→ **Task details**:
Make an exact copy of all the data.

------ Information given

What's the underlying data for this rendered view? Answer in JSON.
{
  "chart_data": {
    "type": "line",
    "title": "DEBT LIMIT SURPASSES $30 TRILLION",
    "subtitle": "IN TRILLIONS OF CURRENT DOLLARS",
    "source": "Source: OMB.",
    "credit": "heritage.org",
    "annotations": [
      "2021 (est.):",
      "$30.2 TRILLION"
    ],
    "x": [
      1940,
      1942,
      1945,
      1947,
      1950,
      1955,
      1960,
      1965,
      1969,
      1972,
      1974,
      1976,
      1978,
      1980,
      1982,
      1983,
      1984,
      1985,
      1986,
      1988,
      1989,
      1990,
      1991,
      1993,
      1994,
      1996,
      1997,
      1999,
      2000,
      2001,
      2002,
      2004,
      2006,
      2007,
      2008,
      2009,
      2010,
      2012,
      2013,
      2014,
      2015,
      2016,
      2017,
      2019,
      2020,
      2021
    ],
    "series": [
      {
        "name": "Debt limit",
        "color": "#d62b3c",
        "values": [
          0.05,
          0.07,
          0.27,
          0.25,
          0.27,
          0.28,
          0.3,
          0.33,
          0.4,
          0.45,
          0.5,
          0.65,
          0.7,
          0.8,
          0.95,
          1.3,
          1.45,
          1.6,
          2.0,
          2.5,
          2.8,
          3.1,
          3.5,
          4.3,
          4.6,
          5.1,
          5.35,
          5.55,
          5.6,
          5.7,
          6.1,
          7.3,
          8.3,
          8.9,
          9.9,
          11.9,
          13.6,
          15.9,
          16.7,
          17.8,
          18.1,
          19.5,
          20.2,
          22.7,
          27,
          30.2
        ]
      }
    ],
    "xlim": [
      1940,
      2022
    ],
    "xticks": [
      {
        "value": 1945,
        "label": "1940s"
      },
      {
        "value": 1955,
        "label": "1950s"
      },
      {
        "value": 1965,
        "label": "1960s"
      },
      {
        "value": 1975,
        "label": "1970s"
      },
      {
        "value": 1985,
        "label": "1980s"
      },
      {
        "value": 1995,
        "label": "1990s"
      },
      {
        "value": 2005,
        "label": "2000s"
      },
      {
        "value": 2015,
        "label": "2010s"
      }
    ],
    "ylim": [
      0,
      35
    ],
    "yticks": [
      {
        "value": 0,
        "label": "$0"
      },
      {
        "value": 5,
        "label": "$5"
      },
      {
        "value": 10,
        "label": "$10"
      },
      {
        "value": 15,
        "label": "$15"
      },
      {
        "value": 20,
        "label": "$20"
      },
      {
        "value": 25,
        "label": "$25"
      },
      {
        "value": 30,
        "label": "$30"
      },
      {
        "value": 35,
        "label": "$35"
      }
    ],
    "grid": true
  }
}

------------

→ **Answer to this problem**:
What's the underlying data for this rendered view? Answer in JSON.
{
  "chart_data": {
    "type": "line",
    "title": "DEBT LIMIT SURPASSES $30 TRILLION",
    "subtitle": "IN TRILLIONS OF CURRENT DOLLARS",
    "source": "Source: OMB.",
    "credit": "heritage.org",
    "annotations": [
      "2021 (est.):",
      "$30.2 TRILLION"
    ],
    "x": [
      1940,
      1942,
      1945,
      1947,
      1950,
      1955,
      1960,
      1965,
      1969,
      1972,
      1974,
      1976,
      1978,
      1980,
      1982,
      1983,
      1984,
      1985,
      1986,
      1988,
      1989,
      1990,
      1991,
      1993,
      1994,
      1996,
      1997,
      1999,
      2000,
      2001,
      2002,
      2004,
      2006,
      2007,
      2008,
      2009,
      2010,
      2012,
      2013,
      2014,
      2015,
      2016,
      2017,
      2019,
      2020,
      2021
    ],
    "series": [
      {
        "name": "Debt limit",
        "color": "#d62b3c",
        "values": [
          0.05,
          0.07,
          0.27,
          0.25,
          0.27,
          0.28,
          0.3,
          0.33,
          0.4,
          0.45,
          0.5,
          0.65,
          0.7,
          0.8,
          0.95,
          1.3,
          1.45,
          1.6,
          2.0,
          2.5,
          2.8,
          3.1,
          3.5,
          4.3,
          4.6,
          5.1,
          5.35,
          5.55,
          5.6,
          5.7,
          6.1,
          7.3,
          8.3,
          8.9,
          9.9,
          11.9,
          13.6,
          15.9,
          16.7,
          17.8,
          18.1,
          19.5,
          20.2,
          22.7,
          27,
          30.2
        ]
      }
    ],
    "xlim": [
      1940,
      2022
    ],
    "xticks": [
      {
        "value": 1945,
        "label": "1940s"
      },
      {
        "value": 1955,
        "label": "1950s"
      },
      {
        "value": 1965,
        "label": "1960s"
      },
      {
        "value": 1975,
        "label": "1970s"
      },
      {
        "value": 1985,
        "label": "1980s"
      },
      {
        "value": 1995,
        "label": "1990s"
      },
      {
        "value": 2005,
        "label": "2000s"
      },
      {
        "value": 2015,
        "label": "2010s"
      }
    ],
    "ylim": [
      0,
      35
    ],
    "yticks": [
      {
        "value": 0,
        "label": "$0"
      },
      {
        "value": 5,
        "label": "$5"
      },
      {
        "value": 10,
        "label": "$10"
      },
      {
        "value": 15,
        "label": "$15"
      },
      {
        "value": 20,
        "label": "$20"
      },
      {
        "value": 25,
        "label": "$25"
      },
      {
        "value": 30,
        "label": "$30"
      },
      {
        "value": 35,
        "label": "$35"
      }
    ],
    "grid": true
  }
}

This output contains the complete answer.